─── Information given

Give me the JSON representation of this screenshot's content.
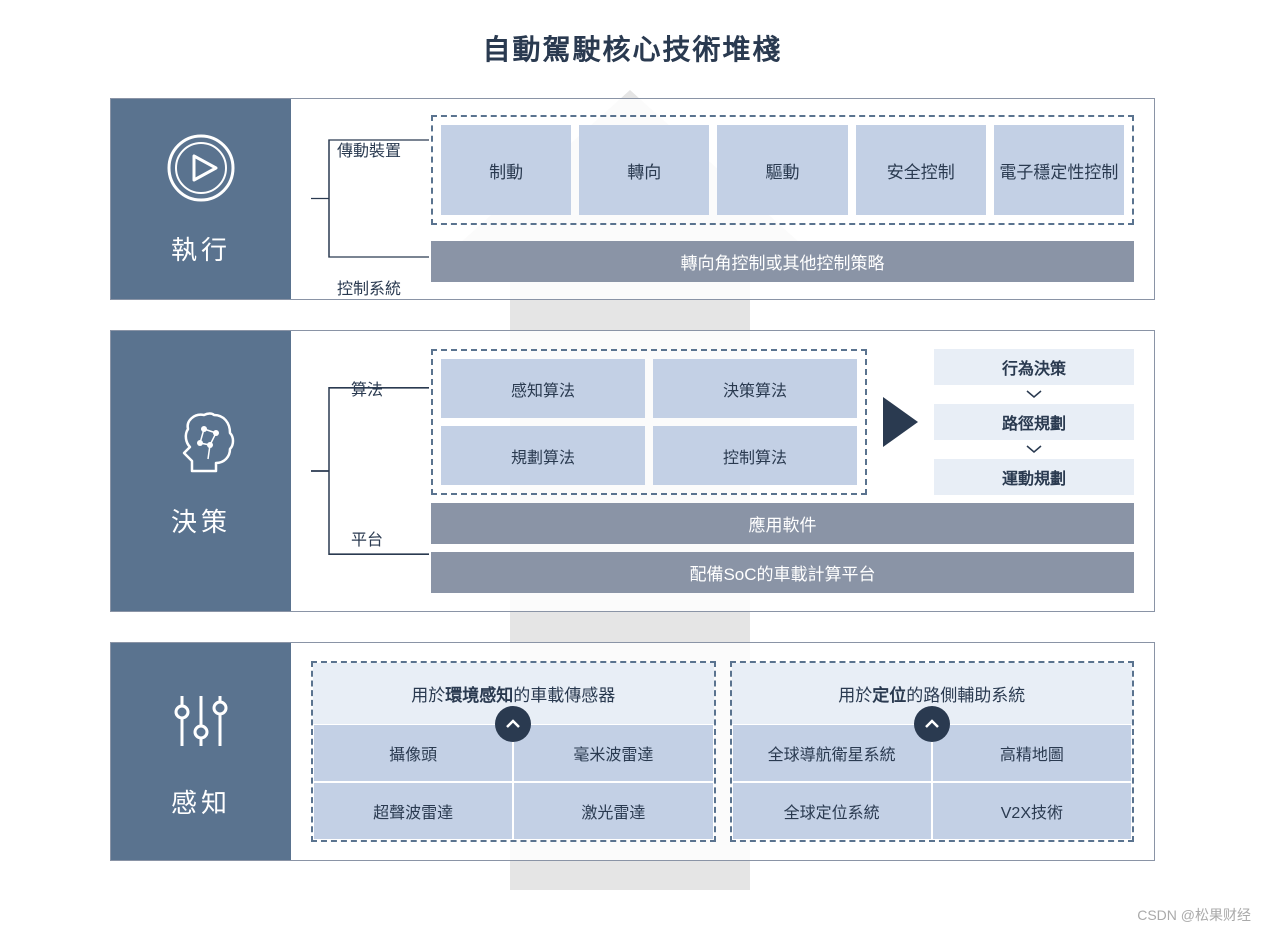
{
  "title": "自動駕駛核心技術堆棧",
  "colors": {
    "panel_bg": "#5a738f",
    "box_blue": "#c3d0e5",
    "box_gray": "#8a94a6",
    "box_light": "#e8eef6",
    "dark": "#2a3a50",
    "border": "#8a94a6",
    "arrow_bg": "#e5e5e5"
  },
  "layers": {
    "execute": {
      "name": "執行",
      "rows": {
        "transmission": {
          "label": "傳動裝置",
          "boxes": [
            "制動",
            "轉向",
            "驅動",
            "安全控制",
            "電子穩定性控制"
          ]
        },
        "control": {
          "label": "控制系統",
          "bar": "轉向角控制或其他控制策略"
        }
      }
    },
    "decision": {
      "name": "決策",
      "rows": {
        "algo": {
          "label": "算法",
          "grid": [
            "感知算法",
            "決策算法",
            "規劃算法",
            "控制算法"
          ],
          "plan": [
            "行為決策",
            "路徑規劃",
            "運動規劃"
          ]
        },
        "platform": {
          "label": "平台",
          "bars": [
            "應用軟件",
            "配備SoC的車載計算平台"
          ]
        }
      }
    },
    "perception": {
      "name": "感知",
      "groups": [
        {
          "header_pre": "用於",
          "header_bold": "環境感知",
          "header_post": "的車載傳感器",
          "cells": [
            "攝像頭",
            "毫米波雷達",
            "超聲波雷達",
            "激光雷達"
          ]
        },
        {
          "header_pre": "用於",
          "header_bold": "定位",
          "header_post": "的路側輔助系統",
          "cells": [
            "全球導航衛星系統",
            "高精地圖",
            "全球定位系統",
            "V2X技術"
          ]
        }
      ]
    }
  },
  "watermark": "CSDN @松果财经"
}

──────

● Prompt
Whenever "label" turns up in a line, pick that line out.

● Complete output
          "label": "傳動裝置",
          "label": "控制系統",
          "label": "算法",
          "label": "平台",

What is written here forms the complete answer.